Task requirements — Locate the lines that hold the string "gecontroleerd". Copy every such line.

(Items from a dataset)
>> Begin

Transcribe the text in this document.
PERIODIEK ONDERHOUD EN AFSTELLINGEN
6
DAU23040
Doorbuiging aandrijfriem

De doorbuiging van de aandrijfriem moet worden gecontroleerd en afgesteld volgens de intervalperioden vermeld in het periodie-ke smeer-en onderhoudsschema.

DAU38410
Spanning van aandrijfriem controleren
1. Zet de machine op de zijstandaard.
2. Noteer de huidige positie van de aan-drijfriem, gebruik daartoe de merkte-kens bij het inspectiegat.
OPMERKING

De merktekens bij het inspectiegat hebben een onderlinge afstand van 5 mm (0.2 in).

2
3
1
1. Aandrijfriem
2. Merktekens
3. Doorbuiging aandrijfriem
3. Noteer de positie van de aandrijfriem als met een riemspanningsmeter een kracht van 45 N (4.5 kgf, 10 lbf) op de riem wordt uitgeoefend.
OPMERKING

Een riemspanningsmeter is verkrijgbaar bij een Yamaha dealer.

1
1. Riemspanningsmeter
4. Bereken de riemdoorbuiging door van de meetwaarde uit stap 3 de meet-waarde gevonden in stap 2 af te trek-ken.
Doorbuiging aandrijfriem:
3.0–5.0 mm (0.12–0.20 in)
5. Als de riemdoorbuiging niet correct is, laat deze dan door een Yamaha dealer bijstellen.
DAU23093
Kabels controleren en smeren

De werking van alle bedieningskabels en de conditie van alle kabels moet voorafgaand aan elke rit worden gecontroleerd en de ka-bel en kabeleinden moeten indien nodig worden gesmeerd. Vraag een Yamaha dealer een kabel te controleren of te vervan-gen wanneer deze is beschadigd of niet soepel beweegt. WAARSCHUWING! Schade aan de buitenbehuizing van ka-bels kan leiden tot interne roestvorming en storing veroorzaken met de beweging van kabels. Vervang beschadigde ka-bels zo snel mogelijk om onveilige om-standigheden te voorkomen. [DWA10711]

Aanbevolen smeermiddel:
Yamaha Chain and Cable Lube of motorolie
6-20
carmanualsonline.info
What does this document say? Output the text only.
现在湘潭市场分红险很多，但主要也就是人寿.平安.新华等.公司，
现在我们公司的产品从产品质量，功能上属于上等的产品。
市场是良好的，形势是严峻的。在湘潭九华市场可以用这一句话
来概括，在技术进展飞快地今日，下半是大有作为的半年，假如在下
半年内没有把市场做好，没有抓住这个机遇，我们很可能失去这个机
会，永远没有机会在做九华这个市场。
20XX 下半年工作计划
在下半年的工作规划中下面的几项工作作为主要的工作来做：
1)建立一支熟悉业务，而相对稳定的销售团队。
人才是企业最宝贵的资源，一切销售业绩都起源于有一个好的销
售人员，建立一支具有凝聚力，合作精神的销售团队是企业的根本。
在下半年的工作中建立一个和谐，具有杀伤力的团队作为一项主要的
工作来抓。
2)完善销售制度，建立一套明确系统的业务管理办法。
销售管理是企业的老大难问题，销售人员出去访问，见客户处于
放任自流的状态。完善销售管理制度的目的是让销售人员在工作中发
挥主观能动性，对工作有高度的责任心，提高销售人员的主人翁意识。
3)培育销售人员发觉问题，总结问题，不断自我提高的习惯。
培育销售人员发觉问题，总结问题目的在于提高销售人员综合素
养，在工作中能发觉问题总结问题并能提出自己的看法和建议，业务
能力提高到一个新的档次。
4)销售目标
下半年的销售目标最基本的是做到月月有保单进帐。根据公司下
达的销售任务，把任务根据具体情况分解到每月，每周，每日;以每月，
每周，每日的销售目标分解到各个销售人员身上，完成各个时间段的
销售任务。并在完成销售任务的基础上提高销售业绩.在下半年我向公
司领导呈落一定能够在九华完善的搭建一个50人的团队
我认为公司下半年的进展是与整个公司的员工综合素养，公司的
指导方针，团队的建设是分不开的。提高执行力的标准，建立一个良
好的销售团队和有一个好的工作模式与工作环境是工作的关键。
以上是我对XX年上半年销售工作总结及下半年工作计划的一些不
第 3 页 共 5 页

>> End

Output below —
De doorbuiging van de aandrijfriem moet worden gecontroleerd en afgesteld volgens de intervalperioden vermeld in het periodie-ke smeer-en onderhoudsschema.
De werking van alle bedieningskabels en de conditie van alle kabels moet voorafgaand aan elke rit worden gecontroleerd en de ka-bel en kabeleinden moeten indien nodig worden gesmeerd. Vraag een Yamaha dealer een kabel te controleren of te vervan-gen wanneer deze is beschadigd of niet soepel beweegt. WAARSCHUWING! Schade aan de buitenbehuizing van ka-bels kan leiden tot interne roestvorming en storing veroorzaken met de beweging van kabels. Vervang beschadigde ka-bels zo snel mogelijk om onveilige om-standigheden te voorkomen. [DWA10711]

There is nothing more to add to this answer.